Source data:
————————
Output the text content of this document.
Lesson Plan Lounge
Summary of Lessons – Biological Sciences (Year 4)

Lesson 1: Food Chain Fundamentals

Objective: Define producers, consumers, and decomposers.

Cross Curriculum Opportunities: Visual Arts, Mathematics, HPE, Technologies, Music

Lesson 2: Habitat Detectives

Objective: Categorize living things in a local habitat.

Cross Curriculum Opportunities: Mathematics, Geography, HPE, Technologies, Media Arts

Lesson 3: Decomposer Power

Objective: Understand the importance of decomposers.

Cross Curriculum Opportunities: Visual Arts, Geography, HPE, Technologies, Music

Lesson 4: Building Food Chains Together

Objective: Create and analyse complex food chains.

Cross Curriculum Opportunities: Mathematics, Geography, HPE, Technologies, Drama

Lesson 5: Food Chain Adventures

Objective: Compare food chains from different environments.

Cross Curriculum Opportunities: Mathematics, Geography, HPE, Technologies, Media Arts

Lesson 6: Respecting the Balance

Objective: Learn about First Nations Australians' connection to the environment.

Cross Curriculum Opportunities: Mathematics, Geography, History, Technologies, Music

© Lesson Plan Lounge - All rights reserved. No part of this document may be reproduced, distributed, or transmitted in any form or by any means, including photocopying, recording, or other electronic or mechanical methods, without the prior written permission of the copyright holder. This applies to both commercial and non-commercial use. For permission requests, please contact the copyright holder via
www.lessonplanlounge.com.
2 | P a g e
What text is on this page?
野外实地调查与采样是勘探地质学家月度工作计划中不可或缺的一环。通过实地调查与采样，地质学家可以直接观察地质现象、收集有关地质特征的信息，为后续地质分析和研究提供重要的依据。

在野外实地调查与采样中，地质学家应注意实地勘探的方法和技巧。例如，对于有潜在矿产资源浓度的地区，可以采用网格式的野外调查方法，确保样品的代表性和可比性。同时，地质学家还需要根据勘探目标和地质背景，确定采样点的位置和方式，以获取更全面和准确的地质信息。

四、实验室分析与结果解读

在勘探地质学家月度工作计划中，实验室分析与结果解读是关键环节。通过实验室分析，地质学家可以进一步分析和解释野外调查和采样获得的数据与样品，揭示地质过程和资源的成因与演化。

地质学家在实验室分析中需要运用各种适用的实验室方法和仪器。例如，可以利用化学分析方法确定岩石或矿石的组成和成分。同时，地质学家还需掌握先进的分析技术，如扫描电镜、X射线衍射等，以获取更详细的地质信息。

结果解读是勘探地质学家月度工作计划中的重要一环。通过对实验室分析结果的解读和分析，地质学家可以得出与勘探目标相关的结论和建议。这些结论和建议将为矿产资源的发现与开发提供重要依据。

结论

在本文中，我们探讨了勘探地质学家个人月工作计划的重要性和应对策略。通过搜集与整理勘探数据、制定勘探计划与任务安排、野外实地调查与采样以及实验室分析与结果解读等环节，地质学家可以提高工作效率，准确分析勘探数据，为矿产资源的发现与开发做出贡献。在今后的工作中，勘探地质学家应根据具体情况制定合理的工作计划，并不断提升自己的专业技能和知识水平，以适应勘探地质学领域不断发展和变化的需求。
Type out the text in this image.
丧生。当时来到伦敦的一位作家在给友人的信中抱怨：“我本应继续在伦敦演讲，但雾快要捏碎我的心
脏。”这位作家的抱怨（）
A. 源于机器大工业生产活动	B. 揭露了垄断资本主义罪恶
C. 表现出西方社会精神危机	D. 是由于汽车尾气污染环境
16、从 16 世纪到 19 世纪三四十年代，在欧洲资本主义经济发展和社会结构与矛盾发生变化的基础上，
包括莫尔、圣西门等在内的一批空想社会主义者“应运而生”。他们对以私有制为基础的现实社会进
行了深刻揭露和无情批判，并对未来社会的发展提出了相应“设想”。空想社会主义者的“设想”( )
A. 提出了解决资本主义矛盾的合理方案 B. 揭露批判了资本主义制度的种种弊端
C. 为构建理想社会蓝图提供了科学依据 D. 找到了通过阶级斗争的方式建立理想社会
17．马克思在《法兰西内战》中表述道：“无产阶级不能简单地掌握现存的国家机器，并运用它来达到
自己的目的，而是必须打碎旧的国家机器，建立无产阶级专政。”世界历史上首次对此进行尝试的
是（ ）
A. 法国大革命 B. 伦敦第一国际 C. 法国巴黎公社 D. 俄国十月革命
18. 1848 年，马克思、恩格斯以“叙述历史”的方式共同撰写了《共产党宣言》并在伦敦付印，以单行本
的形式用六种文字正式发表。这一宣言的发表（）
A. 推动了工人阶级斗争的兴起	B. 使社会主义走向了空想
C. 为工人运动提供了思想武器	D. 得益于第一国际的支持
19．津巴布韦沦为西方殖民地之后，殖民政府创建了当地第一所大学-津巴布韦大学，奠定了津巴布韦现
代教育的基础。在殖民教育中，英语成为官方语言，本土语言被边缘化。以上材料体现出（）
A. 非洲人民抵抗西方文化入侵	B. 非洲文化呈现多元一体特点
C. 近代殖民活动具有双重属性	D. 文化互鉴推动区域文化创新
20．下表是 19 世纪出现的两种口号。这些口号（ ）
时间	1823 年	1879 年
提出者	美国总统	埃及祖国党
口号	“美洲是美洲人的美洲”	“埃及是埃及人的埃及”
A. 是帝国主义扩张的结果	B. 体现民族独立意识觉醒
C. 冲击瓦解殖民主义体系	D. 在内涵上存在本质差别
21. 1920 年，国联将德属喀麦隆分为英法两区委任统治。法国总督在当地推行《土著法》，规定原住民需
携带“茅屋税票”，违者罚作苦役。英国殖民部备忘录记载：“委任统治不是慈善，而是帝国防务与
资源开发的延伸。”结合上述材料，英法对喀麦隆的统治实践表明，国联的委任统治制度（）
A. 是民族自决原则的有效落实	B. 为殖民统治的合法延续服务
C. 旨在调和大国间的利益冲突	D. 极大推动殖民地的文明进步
————————
Locate the word "Curriculum" in the records above, and return each line that has it.

• _Final answer_
Cross Curriculum Opportunities: Visual Arts, Mathematics, HPE, Technologies, Music
Cross Curriculum Opportunities: Mathematics, Geography, HPE, Technologies, Media Arts
Cross Curriculum Opportunities: Visual Arts, Geography, HPE, Technologies, Music
Cross Curriculum Opportunities: Mathematics, Geography, HPE, Technologies, Drama
Cross Curriculum Opportunities: Mathematics, Geography, HPE, Technologies, Media Arts
Cross Curriculum Opportunities: Mathematics, Geography, History, Technologies, Music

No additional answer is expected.